■ EXERCISE DETAILS ■
Below are some records; give them all again exactly, but not the pictures.

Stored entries
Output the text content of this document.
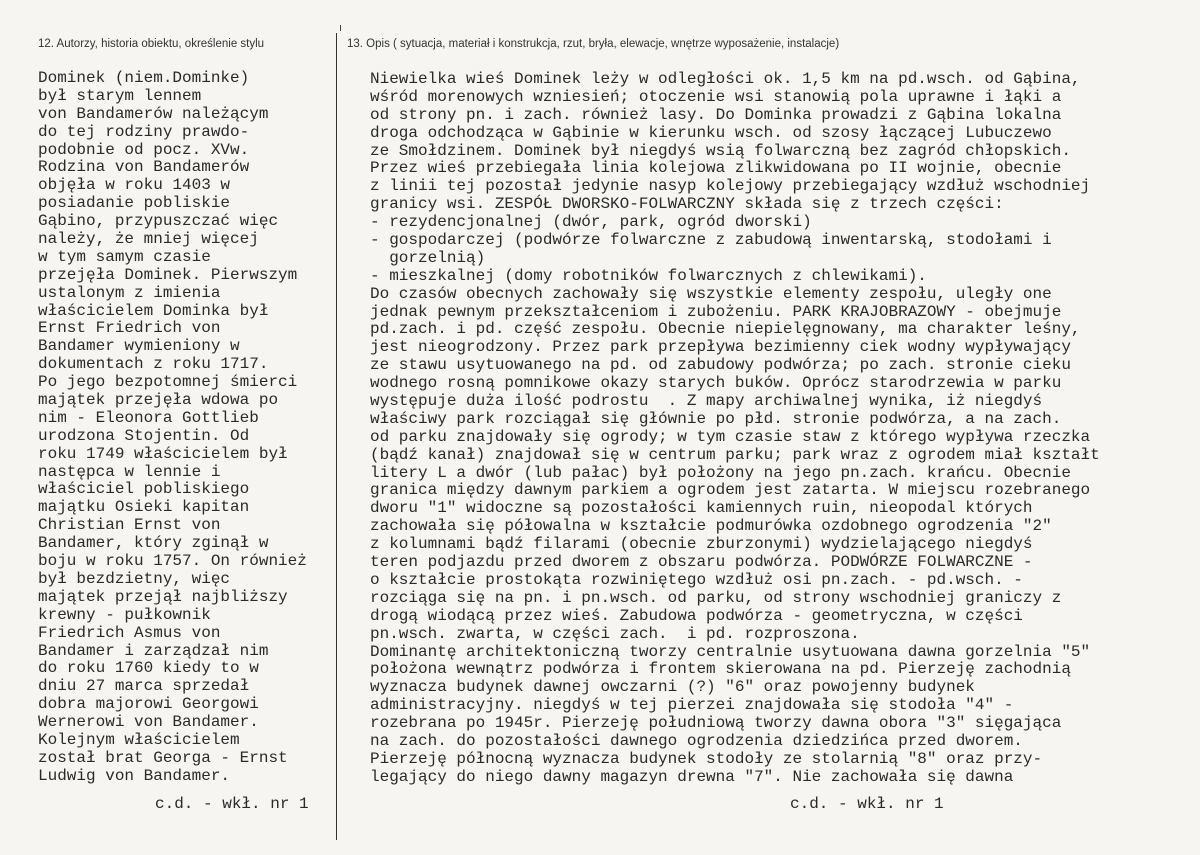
12. Autorzy, historia obiektu, określenie stylu	13. Opis ( sytuacja, materiał i konstrukcja, rzut, bryła, elewacje, wnętrze wyposażenie, instalacje)
Dominek (niem.Dominke)
był starym lennem
von Bandamerów należącym
do tej rodziny prawdo-
podobnie od pocz. XVw.
Rodzina von Bandamerów
objęła w roku 1403 w
posiadanie pobliskie
Gąbino, przypuszczać więc
należy, że mniej więcej
w tym samym czasie
przejęła Dominek. Pierwszym
ustalonym z imienia
właścicielem Dominka był
Ernst Friedrich von
Bandamer wymieniony w
dokumentach z roku 1717.
Po jego bezpotomnej śmierci
majątek przejęła wdowa po
nim - Eleonora Gottlieb
urodzona Stojentin. Od
roku 1749 właścicielem był
następca w lennie i
właściciel pobliskiego
majątku Osieki kapitan
Christian Ernst von
Bandamer, który zginął w
boju w roku 1757. On również
był bezdzietny, więc
majątek przejął najbliższy
krewny - pułkownik
Friedrich Asmus von
Bandamer i zarządzał nim
do roku 1760 kiedy to w
dniu 27 marca sprzedał
dobra majorowi Georgowi
Wernerowi von Bandamer.
Kolejnym właścicielem
został brat Georga - Ernst
Ludwig von Bandamer.
Niewielka wieś Dominek leży w odległości ok. 1,5 km na pd.wsch. od Gąbina,
wśród morenowych wzniesień; otoczenie wsi stanowią pola uprawne i łąki a
od strony pn. i zach. również lasy. Do Dominka prowadzi z Gąbina lokalna
droga odchodząca w Gąbinie w kierunku wsch. od szosy łączącej Lubuczewo
ze Smołdzinem. Dominek był niegdyś wsią folwarczną bez zagród chłopskich.
Przez wieś przebiegała linia kolejowa zlikwidowana po II wojnie, obecnie
z linii tej pozostał jedynie nasyp kolejowy przebiegający wzdłuż wschodniej
granicy wsi. ZESPÓŁ DWORSKO-FOLWARCZNY składa się z trzech części:
- rezydencjonalnej (dwór, park, ogród dworski)
- gospodarczej (podwórze folwarczne z zabudową inwentarską, stodołami i
gorzelnią)
- mieszkalnej (domy robotników folwarcznych z chlewikami).
Do czasów obecnych zachowały się wszystkie elementy zespołu, uległy one
jednak pewnym przekształceniom i zubożeniu. PARK KRAJOBRAZOWY - obejmuje
pd.zach. i pd. część zespołu. Obecnie niepielęgnowany, ma charakter leśny,
jest nieogrodzony. Przez park przepływa bezimienny ciek wodny wypływający
ze stawu usytuowanego na pd. od zabudowy podwórza; po zach. stronie cieku
wodnego rosną pomnikowe okazy starych buków. Oprócz starodrzewia w parku
występuje duża ilość podrostu  . Z mapy archiwalnej wynika, iż niegdyś
właściwy park rozciągał się głównie po płd. stronie podwórza, a na zach.
od parku znajdowały się ogrody; w tym czasie staw z którego wypływa rzeczka
(bądź kanał) znajdował się w centrum parku; park wraz z ogrodem miał kształt
litery L a dwór (lub pałac) był położony na jego pn.zach. krańcu. Obecnie
granica między dawnym parkiem a ogrodem jest zatarta. W miejscu rozebranego
dworu "1" widoczne są pozostałości kamiennych ruin, nieopodal których
zachowała się półowalna w kształcie podmurówka ozdobnego ogrodzenia "2"
z kolumnami bądź filarami (obecnie zburzonymi) wydzielającego niegdyś
teren podjazdu przed dworem z obszaru podwórza. PODWÓRZE FOLWARCZNE -
o kształcie prostokąta rozwiniętego wzdłuż osi pn.zach. - pd.wsch. -
rozciąga się na pn. i pn.wsch. od parku, od strony wschodniej graniczy z
drogą wiodącą przez wieś. Zabudowa podwórza - geometryczna, w części
pn.wsch. zwarta, w części zach.  i pd. rozproszona.
Dominantę architektoniczną tworzy centralnie usytuowana dawna gorzelnia "5"
położona wewnątrz podwórza i frontem skierowana na pd. Pierzeję zachodnią
wyznacza budynek dawnej owczarni (?) "6" oraz powojenny budynek
administracyjny. niegdyś w tej pierzei znajdowała się stodoła "4" -
rozebrana po 1945r. Pierzeję południową tworzy dawna obora "3" sięgająca
na zach. do pozostałości dawnego ogrodzenia dziedzińca przed dworem.
Pierzeję północną wyznacza budynek stodoły ze stolarnią "8" oraz przy-
legający do niego dawny magazyn drewna "7". Nie zachowała się dawna
c.d. - wkł. nr 1	c.d. - wkł. nr 1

■ EXPECTED ANSWER ■
Output the text content of this document.
12. Autorzy, historia obiektu, określenie stylu	13. Opis ( sytuacja, materiał i konstrukcja, rzut, bryła, elewacje, wnętrze wyposażenie, instalacje)
Dominek (niem.Dominke)
był starym lennem
von Bandamerów należącym
do tej rodziny prawdo-
podobnie od pocz. XVw.
Rodzina von Bandamerów
objęła w roku 1403 w
posiadanie pobliskie
Gąbino, przypuszczać więc
należy, że mniej więcej
w tym samym czasie
przejęła Dominek. Pierwszym
ustalonym z imienia
właścicielem Dominka był
Ernst Friedrich von
Bandamer wymieniony w
dokumentach z roku 1717.
Po jego bezpotomnej śmierci
majątek przejęła wdowa po
nim - Eleonora Gottlieb
urodzona Stojentin. Od
roku 1749 właścicielem był
następca w lennie i
właściciel pobliskiego
majątku Osieki kapitan
Christian Ernst von
Bandamer, który zginął w
boju w roku 1757. On również
był bezdzietny, więc
majątek przejął najbliższy
krewny - pułkownik
Friedrich Asmus von
Bandamer i zarządzał nim
do roku 1760 kiedy to w
dniu 27 marca sprzedał
dobra majorowi Georgowi
Wernerowi von Bandamer.
Kolejnym właścicielem
został brat Georga - Ernst
Ludwig von Bandamer.
Niewielka wieś Dominek leży w odległości ok. 1,5 km na pd.wsch. od Gąbina,
wśród morenowych wzniesień; otoczenie wsi stanowią pola uprawne i łąki a
od strony pn. i zach. również lasy. Do Dominka prowadzi z Gąbina lokalna
droga odchodząca w Gąbinie w kierunku wsch. od szosy łączącej Lubuczewo
ze Smołdzinem. Dominek był niegdyś wsią folwarczną bez zagród chłopskich.
Przez wieś przebiegała linia kolejowa zlikwidowana po II wojnie, obecnie
z linii tej pozostał jedynie nasyp kolejowy przebiegający wzdłuż wschodniej
granicy wsi. ZESPÓŁ DWORSKO-FOLWARCZNY składa się z trzech części:
- rezydencjonalnej (dwór, park, ogród dworski)
- gospodarczej (podwórze folwarczne z zabudową inwentarską, stodołami i
gorzelnią)
- mieszkalnej (domy robotników folwarcznych z chlewikami).
Do czasów obecnych zachowały się wszystkie elementy zespołu, uległy one
jednak pewnym przekształceniom i zubożeniu. PARK KRAJOBRAZOWY - obejmuje
pd.zach. i pd. część zespołu. Obecnie niepielęgnowany, ma charakter leśny,
jest nieogrodzony. Przez park przepływa bezimienny ciek wodny wypływający
ze stawu usytuowanego na pd. od zabudowy podwórza; po zach. stronie cieku
wodnego rosną pomnikowe okazy starych buków. Oprócz starodrzewia w parku
występuje duża ilość podrostu  . Z mapy archiwalnej wynika, iż niegdyś
właściwy park rozciągał się głównie po płd. stronie podwórza, a na zach.
od parku znajdowały się ogrody; w tym czasie staw z którego wypływa rzeczka
(bądź kanał) znajdował się w centrum parku; park wraz z ogrodem miał kształt
litery L a dwór (lub pałac) był położony na jego pn.zach. krańcu. Obecnie
granica między dawnym parkiem a ogrodem jest zatarta. W miejscu rozebranego
dworu "1" widoczne są pozostałości kamiennych ruin, nieopodal których
zachowała się półowalna w kształcie podmurówka ozdobnego ogrodzenia "2"
z kolumnami bądź filarami (obecnie zburzonymi) wydzielającego niegdyś
teren podjazdu przed dworem z obszaru podwórza. PODWÓRZE FOLWARCZNE -
o kształcie prostokąta rozwiniętego wzdłuż osi pn.zach. - pd.wsch. -
rozciąga się na pn. i pn.wsch. od parku, od strony wschodniej graniczy z
drogą wiodącą przez wieś. Zabudowa podwórza - geometryczna, w części
pn.wsch. zwarta, w części zach.  i pd. rozproszona.
Dominantę architektoniczną tworzy centralnie usytuowana dawna gorzelnia "5"
położona wewnątrz podwórza i frontem skierowana na pd. Pierzeję zachodnią
wyznacza budynek dawnej owczarni (?) "6" oraz powojenny budynek
administracyjny. niegdyś w tej pierzei znajdowała się stodoła "4" -
rozebrana po 1945r. Pierzeję południową tworzy dawna obora "3" sięgająca
na zach. do pozostałości dawnego ogrodzenia dziedzińca przed dworem.
Pierzeję północną wyznacza budynek stodoły ze stolarnią "8" oraz przy-
legający do niego dawny magazyn drewna "7". Nie zachowała się dawna
c.d. - wkł. nr 1	c.d. - wkł. nr 1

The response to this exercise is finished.